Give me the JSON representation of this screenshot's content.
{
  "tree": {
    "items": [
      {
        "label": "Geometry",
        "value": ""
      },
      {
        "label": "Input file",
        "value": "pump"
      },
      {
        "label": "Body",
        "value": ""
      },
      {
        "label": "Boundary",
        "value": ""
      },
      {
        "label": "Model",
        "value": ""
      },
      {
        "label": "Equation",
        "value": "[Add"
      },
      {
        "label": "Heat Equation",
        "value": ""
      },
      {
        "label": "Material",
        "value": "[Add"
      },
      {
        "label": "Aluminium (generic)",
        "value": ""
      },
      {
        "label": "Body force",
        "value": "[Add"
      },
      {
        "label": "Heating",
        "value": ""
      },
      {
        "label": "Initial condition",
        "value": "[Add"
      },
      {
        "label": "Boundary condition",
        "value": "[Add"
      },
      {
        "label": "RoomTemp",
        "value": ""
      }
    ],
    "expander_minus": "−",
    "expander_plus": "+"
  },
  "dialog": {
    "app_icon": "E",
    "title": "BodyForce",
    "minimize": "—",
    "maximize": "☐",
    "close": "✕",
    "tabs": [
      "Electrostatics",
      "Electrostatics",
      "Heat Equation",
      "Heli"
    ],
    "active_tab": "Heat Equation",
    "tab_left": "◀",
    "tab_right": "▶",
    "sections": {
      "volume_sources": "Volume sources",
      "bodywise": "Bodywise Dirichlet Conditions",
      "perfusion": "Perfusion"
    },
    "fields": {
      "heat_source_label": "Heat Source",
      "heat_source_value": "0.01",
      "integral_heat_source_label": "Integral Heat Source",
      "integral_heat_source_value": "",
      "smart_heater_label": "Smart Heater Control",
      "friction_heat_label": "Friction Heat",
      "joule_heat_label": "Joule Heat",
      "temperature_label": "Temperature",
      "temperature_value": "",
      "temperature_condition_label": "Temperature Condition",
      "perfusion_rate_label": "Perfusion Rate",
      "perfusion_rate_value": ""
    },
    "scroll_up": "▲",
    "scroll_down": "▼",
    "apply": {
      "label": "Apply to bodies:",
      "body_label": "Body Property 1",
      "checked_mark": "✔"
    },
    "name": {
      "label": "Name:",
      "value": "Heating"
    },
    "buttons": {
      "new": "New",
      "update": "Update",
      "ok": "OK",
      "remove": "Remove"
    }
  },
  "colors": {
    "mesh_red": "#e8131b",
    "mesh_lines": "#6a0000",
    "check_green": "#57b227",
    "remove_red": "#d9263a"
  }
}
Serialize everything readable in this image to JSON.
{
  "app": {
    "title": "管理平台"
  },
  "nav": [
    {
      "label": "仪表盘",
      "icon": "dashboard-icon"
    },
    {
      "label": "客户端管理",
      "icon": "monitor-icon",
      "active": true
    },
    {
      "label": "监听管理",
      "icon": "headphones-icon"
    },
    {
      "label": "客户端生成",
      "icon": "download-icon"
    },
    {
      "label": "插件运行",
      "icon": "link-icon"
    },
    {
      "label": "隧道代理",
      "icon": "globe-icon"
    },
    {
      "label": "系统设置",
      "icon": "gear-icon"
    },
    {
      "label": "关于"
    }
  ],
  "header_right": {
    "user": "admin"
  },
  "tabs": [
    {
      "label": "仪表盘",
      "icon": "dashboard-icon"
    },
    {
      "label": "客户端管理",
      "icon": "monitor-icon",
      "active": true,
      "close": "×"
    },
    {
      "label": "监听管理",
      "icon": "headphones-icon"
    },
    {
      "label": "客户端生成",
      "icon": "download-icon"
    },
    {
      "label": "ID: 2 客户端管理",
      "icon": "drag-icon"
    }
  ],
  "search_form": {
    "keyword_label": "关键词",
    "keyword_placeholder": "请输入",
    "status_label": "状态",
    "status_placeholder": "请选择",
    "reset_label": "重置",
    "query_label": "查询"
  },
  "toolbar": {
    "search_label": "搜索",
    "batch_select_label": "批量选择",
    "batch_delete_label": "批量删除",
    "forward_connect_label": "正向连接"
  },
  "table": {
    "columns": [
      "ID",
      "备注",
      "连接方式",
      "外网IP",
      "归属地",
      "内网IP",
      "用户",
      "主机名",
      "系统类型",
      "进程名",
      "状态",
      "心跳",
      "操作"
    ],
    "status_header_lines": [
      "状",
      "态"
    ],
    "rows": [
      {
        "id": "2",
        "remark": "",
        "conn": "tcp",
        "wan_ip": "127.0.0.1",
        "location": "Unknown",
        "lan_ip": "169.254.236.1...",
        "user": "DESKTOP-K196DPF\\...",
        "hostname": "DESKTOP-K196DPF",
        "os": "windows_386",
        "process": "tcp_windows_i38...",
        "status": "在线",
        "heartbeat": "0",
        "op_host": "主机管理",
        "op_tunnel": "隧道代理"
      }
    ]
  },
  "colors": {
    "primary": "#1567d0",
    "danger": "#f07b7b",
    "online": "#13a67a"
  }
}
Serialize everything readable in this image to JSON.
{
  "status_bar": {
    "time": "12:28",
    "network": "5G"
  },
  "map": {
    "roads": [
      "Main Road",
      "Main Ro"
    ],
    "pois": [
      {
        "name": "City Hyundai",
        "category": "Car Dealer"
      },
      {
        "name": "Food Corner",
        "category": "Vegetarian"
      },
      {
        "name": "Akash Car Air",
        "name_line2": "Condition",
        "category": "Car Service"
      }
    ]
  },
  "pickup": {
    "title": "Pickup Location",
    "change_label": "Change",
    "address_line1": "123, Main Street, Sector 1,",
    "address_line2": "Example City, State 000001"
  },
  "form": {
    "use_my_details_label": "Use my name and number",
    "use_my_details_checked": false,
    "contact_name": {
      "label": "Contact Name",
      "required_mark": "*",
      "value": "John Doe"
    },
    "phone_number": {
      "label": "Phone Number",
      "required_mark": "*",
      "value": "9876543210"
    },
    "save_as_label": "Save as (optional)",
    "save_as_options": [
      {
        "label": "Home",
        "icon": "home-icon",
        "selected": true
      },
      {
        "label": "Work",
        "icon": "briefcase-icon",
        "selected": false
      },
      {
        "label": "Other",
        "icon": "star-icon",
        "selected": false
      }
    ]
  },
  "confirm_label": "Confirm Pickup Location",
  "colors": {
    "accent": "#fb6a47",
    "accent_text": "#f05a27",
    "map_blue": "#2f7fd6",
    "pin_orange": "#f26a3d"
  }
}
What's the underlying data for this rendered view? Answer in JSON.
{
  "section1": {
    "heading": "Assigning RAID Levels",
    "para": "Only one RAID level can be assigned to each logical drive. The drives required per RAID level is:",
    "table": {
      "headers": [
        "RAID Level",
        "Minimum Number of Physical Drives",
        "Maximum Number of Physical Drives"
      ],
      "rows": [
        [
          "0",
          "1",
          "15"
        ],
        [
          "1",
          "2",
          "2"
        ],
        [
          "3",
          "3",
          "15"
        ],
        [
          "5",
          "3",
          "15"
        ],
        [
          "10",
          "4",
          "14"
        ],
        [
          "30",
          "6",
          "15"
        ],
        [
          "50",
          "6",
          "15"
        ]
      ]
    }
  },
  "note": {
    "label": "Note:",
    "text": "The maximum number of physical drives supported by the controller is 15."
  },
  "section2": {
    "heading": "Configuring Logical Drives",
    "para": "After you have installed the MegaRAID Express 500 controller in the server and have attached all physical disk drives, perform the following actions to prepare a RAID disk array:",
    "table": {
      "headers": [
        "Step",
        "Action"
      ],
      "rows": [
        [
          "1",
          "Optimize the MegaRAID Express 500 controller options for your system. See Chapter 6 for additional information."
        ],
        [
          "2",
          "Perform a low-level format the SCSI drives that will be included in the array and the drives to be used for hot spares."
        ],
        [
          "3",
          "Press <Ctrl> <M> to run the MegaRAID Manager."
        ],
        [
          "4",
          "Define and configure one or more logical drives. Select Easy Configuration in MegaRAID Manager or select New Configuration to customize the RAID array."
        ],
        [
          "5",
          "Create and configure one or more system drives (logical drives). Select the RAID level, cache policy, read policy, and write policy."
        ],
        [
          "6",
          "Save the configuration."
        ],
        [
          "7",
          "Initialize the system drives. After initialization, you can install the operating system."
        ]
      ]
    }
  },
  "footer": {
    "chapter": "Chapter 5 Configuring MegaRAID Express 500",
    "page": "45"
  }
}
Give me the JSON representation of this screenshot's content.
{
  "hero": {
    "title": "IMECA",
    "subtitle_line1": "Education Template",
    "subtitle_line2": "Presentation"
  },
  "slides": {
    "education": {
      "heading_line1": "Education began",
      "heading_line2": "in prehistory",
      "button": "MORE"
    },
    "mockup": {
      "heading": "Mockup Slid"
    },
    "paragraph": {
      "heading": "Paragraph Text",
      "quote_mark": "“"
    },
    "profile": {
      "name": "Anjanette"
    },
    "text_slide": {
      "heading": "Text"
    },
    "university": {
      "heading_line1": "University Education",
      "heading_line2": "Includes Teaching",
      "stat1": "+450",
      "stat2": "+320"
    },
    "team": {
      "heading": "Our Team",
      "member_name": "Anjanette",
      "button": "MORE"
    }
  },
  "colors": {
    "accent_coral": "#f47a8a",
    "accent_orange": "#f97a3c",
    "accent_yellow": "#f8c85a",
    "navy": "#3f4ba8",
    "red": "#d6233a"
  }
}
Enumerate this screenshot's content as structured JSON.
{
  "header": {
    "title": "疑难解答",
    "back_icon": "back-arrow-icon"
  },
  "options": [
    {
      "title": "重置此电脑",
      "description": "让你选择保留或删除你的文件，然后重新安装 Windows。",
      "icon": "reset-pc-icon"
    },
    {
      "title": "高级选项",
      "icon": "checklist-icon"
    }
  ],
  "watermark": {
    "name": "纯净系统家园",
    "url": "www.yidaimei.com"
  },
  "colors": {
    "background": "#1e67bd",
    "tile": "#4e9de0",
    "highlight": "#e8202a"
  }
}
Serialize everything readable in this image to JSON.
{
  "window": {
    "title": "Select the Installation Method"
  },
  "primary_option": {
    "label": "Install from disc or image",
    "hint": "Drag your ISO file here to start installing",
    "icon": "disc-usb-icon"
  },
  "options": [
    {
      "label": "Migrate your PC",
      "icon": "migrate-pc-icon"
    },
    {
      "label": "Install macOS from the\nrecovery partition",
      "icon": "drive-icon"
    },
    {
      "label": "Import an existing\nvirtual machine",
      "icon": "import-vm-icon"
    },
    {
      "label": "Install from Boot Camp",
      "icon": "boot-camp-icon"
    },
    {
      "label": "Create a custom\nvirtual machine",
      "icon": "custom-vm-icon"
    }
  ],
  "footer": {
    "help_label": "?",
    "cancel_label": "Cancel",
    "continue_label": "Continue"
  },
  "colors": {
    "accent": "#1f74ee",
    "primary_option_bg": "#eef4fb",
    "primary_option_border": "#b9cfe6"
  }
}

-=-=-=-=-

__Goal__: All lines above containing the string "category" are to be collected.

__Exercise result__:
        "category": "Car Dealer"
        "category": "Vegetarian"
        "category": "Car Service"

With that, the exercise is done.